Exercise aim: Identify the lines that include the word "Full", then copy all of them.

Records provided:
▼
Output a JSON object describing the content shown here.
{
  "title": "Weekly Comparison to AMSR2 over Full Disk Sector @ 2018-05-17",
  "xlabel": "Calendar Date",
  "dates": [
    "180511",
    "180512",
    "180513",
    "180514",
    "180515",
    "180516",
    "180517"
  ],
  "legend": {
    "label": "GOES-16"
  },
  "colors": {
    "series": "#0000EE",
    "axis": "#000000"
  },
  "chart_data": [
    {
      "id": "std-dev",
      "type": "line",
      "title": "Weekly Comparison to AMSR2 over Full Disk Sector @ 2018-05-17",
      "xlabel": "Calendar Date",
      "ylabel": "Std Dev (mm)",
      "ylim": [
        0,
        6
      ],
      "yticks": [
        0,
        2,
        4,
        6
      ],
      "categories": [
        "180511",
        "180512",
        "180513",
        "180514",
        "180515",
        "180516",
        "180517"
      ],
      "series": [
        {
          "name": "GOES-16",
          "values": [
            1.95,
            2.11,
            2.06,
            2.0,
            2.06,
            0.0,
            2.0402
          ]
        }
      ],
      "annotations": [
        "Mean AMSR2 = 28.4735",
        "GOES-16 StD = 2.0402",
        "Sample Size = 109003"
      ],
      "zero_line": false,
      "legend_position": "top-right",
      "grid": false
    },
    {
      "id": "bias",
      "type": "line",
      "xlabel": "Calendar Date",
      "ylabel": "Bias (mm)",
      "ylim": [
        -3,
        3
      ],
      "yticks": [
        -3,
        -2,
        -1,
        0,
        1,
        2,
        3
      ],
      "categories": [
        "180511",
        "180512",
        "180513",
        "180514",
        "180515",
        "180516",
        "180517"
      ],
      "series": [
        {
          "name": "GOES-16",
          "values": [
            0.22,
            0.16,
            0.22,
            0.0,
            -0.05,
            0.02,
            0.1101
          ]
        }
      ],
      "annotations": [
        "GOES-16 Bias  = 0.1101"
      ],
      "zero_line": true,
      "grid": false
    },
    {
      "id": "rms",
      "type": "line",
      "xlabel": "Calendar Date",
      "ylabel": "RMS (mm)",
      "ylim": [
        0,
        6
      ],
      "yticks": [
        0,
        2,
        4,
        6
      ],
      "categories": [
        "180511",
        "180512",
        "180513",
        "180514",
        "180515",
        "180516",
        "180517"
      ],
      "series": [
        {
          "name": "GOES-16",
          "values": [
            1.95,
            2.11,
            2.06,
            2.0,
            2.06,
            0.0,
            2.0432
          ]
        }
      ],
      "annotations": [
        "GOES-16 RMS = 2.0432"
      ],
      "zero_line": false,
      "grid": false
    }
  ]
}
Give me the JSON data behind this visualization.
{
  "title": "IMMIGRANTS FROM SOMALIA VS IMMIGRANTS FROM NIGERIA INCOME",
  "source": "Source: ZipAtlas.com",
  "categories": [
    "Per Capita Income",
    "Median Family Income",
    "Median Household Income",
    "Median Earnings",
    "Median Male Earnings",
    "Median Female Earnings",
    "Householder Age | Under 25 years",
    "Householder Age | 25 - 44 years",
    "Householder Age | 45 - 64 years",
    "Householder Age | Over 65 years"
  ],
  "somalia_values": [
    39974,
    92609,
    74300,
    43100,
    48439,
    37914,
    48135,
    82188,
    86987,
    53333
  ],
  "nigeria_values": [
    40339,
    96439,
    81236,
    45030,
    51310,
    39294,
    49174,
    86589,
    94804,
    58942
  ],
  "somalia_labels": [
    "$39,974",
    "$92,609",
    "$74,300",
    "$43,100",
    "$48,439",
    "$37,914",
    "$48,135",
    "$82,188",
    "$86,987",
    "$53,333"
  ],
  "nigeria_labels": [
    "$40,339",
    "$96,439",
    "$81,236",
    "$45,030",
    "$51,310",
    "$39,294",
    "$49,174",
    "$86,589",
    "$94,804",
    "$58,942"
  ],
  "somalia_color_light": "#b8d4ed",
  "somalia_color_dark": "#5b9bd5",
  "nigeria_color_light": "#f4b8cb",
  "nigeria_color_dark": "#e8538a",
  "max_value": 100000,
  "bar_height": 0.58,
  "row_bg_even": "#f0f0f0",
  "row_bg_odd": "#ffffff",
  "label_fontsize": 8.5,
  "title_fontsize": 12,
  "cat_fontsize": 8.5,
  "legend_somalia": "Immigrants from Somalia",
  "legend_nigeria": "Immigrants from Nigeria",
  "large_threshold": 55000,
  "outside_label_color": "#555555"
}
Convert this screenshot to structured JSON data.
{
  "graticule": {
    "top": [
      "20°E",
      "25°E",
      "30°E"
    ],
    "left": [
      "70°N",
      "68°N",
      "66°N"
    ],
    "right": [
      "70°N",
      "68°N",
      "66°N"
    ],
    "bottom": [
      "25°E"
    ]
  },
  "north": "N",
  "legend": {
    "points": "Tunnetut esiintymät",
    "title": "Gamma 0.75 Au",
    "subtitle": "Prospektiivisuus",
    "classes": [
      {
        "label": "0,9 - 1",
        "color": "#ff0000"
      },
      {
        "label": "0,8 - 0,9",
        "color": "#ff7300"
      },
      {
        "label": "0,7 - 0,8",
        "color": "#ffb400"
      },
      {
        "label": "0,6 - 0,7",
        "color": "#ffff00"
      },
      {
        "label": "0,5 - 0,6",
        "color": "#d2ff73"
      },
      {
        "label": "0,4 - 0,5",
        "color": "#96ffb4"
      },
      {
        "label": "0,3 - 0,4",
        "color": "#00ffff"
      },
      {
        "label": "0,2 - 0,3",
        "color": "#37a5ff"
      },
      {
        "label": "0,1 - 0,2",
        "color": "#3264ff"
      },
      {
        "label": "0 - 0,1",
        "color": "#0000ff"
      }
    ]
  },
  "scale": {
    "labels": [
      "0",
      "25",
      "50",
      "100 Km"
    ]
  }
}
▲
Written response:
  "title": "Weekly Comparison to AMSR2 over Full Disk Sector @ 2018-05-17",
      "title": "Weekly Comparison to AMSR2 over Full Disk Sector @ 2018-05-17",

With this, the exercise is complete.